## What the task requires
In the entries below, find the lines that contain the word "icon" and copy them.

## Task input
• • •

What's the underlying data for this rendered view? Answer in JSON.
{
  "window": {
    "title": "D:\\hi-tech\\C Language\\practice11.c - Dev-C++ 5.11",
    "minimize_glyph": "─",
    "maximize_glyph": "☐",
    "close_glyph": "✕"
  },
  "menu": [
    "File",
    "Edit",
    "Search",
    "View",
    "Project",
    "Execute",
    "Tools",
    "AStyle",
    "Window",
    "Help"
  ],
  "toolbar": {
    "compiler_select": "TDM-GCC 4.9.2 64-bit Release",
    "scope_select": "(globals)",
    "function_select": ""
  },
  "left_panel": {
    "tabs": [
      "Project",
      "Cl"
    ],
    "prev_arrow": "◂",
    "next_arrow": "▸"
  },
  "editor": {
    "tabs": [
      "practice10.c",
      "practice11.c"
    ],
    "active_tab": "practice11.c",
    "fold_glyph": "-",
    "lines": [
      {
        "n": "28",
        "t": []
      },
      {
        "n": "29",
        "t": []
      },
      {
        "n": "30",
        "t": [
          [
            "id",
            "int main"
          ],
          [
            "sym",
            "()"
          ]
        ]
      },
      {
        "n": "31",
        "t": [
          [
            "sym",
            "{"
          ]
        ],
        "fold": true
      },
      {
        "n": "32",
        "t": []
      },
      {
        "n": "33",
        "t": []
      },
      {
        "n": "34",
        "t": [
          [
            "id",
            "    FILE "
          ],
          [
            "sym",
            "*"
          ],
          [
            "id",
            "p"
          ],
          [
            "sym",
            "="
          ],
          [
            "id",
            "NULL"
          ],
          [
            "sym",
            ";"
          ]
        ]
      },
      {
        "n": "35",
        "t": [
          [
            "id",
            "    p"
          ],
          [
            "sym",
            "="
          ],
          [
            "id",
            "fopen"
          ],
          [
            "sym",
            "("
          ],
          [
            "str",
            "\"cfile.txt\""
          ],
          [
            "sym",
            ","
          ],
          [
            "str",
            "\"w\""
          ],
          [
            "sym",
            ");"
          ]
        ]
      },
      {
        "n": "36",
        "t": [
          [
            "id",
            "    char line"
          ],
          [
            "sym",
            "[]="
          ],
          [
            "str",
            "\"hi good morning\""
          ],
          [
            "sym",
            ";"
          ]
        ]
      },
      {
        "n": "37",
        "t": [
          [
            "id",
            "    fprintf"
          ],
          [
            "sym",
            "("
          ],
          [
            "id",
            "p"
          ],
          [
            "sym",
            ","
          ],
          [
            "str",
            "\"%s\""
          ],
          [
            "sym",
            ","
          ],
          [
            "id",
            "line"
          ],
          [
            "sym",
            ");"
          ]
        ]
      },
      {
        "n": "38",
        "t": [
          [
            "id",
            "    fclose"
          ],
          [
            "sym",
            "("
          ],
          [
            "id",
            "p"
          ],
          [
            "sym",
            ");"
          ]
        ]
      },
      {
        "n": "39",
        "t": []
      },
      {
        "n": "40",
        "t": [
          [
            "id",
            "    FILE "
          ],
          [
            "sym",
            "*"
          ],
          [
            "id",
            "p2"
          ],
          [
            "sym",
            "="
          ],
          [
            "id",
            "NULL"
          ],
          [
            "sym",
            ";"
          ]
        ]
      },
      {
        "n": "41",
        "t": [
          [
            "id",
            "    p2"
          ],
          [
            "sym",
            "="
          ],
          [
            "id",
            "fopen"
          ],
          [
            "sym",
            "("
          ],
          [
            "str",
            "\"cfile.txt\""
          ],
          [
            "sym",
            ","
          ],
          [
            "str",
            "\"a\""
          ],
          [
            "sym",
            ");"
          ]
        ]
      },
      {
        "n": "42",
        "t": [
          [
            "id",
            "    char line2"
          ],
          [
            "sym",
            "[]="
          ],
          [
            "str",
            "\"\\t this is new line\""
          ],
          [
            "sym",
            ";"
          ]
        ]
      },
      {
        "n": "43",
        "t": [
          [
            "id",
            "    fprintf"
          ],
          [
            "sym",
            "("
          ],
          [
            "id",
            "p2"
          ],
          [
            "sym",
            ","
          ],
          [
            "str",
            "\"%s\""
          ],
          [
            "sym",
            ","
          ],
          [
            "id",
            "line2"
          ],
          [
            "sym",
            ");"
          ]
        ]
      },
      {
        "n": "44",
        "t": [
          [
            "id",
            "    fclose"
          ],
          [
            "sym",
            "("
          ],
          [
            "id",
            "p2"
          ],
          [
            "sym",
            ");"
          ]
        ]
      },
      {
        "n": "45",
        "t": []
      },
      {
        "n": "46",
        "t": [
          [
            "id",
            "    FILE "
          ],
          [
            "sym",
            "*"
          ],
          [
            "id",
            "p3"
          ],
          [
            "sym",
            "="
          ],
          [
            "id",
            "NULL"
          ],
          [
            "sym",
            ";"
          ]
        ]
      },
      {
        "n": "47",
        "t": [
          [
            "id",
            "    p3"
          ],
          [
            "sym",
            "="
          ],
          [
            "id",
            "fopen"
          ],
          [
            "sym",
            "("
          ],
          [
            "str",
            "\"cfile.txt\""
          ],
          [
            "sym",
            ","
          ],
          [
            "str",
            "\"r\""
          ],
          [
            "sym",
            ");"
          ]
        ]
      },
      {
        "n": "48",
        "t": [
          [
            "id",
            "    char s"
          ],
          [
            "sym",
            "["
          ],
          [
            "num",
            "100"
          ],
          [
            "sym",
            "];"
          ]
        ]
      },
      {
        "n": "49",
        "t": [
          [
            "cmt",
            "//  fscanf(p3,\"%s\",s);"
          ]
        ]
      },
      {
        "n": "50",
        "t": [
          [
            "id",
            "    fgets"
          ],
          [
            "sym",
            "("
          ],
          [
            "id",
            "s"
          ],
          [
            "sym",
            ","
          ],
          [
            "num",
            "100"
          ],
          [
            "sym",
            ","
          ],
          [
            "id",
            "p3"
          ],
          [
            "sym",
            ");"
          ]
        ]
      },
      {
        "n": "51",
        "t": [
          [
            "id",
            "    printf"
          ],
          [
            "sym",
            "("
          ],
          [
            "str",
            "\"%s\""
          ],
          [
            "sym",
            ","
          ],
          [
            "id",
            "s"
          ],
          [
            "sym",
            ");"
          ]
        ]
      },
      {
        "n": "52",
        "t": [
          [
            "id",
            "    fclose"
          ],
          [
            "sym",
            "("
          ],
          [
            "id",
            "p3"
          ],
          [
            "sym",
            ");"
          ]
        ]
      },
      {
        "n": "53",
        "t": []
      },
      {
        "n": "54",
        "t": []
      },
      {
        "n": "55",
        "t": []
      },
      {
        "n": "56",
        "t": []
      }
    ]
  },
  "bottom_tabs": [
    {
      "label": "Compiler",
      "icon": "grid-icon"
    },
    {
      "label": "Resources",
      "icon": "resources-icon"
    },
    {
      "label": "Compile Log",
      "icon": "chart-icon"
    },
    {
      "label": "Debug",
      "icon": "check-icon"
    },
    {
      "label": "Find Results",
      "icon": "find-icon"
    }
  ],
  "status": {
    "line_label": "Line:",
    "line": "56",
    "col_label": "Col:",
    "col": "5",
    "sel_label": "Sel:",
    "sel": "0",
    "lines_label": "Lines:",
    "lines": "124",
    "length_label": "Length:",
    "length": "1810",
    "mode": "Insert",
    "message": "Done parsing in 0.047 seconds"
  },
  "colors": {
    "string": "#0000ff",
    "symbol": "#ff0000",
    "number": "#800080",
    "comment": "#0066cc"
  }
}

• • •

## Result for this exercise
      "icon": "grid-icon"
      "icon": "resources-icon"
      "icon": "chart-icon"
      "icon": "check-icon"
      "icon": "find-icon"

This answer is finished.